:: DOCUMENT PASSAGE ::
But the experience of electoral multiparty democracy introduced in neighbouring Somaliland in the early 2000s is not encouraging. It has been captured by the clan factor and has led to the entrenchment of existing clan lineage oligarchies, also in the economic sector, causing general stagnation. Somaliland is heading to its own (long overdue) local council and parliamentary elections, scheduled for May 31 this year. It is widely assumed the electoral process has been sufficiently engineered by the elites around President Bihi to preclude a major reshuffling of power. But in Somaliland, at least, there is peace, which is desperately needed in the rest of Somalia, and direct elections certainly seem to contribute to that.

A settlement to solve the current political crisis must thus include a much firmer commitment to holding direct elections than has been the case until now. This would include phasing out the international resources that support the current system, such as the massive amounts paid to Somali business/ warlords to secure the international green zone around Mogadishu airport. The renewal of the political class should come from below, through community elections, building upwards. This would circumvent the main disadvantages of ‘top-down’, centrally organised elections: the cost and the difficulty of implementation. The peaceful, consensus-based, self-supported establishment of the state of Somaliland in the early 1990s may serve as an example of how to conduct such a process.

Besides the general reticence of political elites to submit to the popular vote, the main reason given against direct elections is insecurity: Al Shabaab actively opposes democratic elections as a foreign import. The insurgent group directly controls at least 30% of the federal territory, and shares control over most of the rest of South and Central Somalia, as well as parts of Puntland. Al Shabaab penetration of federal government institutions, including its security forces, is widely known. In Mogadishu, as throughout  South and Central Somalia, almost all businesses pay taxes to Al Shabaab. A conservative estimate of Al Shabaab tax collection puts it at 180 million$ per year (Hiraal Institute Oct 2020 report “A Losing Game”). Even the UN admits that Al Shabaab’s governance surpasses that of the federal government in most of its territory, at least in the domains of law and order and fiscal management (Panel of Experts report to the Security Council of 28 Sept 2021).

:: WORK REQUEST 1 ::
In the Somalia passage, what share of the federal territory does Al Shabaab directly control?
:: WORK REQUEST 2 ::
Echo the part of the Somalia passage that opens with the words containing "A settlement to" and closes with "such a process.".
:: WORK REQUEST 3 ::
Proceed with the passage on elections in Somalia, picking up after its last sentence.

:: RECORDS SHOWN ::
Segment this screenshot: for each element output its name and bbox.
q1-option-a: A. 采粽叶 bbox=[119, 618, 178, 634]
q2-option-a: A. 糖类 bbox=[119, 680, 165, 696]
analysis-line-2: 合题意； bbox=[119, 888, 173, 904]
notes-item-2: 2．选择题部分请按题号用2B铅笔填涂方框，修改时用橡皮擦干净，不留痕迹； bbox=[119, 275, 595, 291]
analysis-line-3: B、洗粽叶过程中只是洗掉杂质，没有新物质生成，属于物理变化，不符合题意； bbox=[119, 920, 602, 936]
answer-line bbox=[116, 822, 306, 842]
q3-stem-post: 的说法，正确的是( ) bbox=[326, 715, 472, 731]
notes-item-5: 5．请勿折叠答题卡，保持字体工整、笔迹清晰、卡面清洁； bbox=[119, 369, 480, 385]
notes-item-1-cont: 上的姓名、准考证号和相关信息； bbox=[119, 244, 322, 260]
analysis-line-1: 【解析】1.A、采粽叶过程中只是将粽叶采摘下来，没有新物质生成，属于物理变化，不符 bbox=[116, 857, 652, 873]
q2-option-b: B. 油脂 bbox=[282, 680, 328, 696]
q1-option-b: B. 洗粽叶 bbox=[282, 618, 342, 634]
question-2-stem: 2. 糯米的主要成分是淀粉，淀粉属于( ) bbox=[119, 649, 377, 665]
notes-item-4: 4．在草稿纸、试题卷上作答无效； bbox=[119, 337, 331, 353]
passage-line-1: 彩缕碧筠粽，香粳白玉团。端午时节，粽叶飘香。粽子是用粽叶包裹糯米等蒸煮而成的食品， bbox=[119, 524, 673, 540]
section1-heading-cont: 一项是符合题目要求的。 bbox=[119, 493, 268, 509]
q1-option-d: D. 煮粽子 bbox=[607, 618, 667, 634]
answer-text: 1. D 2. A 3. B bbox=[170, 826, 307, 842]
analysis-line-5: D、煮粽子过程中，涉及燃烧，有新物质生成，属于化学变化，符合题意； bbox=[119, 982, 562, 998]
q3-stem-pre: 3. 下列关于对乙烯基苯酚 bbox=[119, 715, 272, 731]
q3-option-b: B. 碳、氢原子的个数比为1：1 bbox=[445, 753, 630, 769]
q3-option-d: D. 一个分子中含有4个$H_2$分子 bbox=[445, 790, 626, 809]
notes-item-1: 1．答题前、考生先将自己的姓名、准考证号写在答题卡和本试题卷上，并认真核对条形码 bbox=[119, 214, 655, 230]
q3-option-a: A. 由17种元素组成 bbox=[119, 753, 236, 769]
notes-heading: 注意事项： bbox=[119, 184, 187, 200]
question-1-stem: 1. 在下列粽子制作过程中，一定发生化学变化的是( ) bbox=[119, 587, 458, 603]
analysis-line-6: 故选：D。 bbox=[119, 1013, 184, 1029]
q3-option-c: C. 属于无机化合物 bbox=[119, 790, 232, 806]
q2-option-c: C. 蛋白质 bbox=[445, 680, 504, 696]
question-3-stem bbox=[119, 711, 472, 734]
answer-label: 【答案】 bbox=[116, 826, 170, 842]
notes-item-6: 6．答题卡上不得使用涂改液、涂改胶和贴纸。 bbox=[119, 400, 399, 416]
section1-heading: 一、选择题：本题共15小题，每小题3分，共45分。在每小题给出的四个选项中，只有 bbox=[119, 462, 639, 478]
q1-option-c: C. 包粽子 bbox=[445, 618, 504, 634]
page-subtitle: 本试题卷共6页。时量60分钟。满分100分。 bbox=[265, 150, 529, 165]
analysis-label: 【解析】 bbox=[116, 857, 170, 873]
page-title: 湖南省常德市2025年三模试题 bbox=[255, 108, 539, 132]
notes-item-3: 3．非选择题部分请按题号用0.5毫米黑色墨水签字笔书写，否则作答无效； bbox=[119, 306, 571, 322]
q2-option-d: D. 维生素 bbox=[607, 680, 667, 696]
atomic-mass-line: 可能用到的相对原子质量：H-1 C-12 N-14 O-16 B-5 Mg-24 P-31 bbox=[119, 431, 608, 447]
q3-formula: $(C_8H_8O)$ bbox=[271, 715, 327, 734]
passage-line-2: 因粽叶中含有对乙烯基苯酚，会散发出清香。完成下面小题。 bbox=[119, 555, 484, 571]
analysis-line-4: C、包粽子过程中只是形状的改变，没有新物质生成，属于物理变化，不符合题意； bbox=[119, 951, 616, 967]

:: ANSWER SECTION 1 ::
At least 30% of the federal territory.

:: ANSWER SECTION 2 ::
A settlement to solve the current political crisis must thus include a much firmer commitment to holding direct elections than has been the case until now. This would include phasing out the international resources that support the current system, such as the massive amounts paid to Somali business/ warlords to secure the international green zone around Mogadishu airport. The renewal of the political class should come from below, through community elections, building upwards. This would circumvent the main disadvantages of ‘top-down’, centrally organised elections: the cost and the difficulty of implementation. The peaceful, consensus-based, self-supported establishment of the state of Somaliland in the early 1990s may serve as an example of how to conduct such a process.

:: ANSWER SECTION 3 ::
The problem for Al Shabaab is that its rule is only grudgingly accepted by the populations it controls and is resisted among the rest of the Somalis. Somalis massively would prefer to live under a modern, well-functioning state, and generally accept the blueprint of the liberal democratic state (which is, anyhow, the only solution on offer in this world). A democratic process that reflects the wishes of the population would therefore certainly lead to the construction of such a state.

It would be difficult for Al Shabaab and other anti-Western Somali forces to legitimately resist local community elections, especially if these can be held according to the traditional, consensus-based Somali culture rather than the destabilising result of ‘winner-takes-all’ majority elections held by secret ballot. The international supporters of Somalia should accept this variant of democracy and realise that such a state-building process may take much longer but will lead to a more stable result.

The current crisis may provide a good opportunity for the international community to re-establish an alliance with the Somali people – after all we share the desire for peace, stability, development, prosperity, and good relations. A short-term solution to the current crisis by a re-establishment of the elite pact among the political class, on the basis of the September 2020 accord, must be accompanied by a long-term commitment to the establishment of a democratic Somalia, preferably rooted in Somali political culture.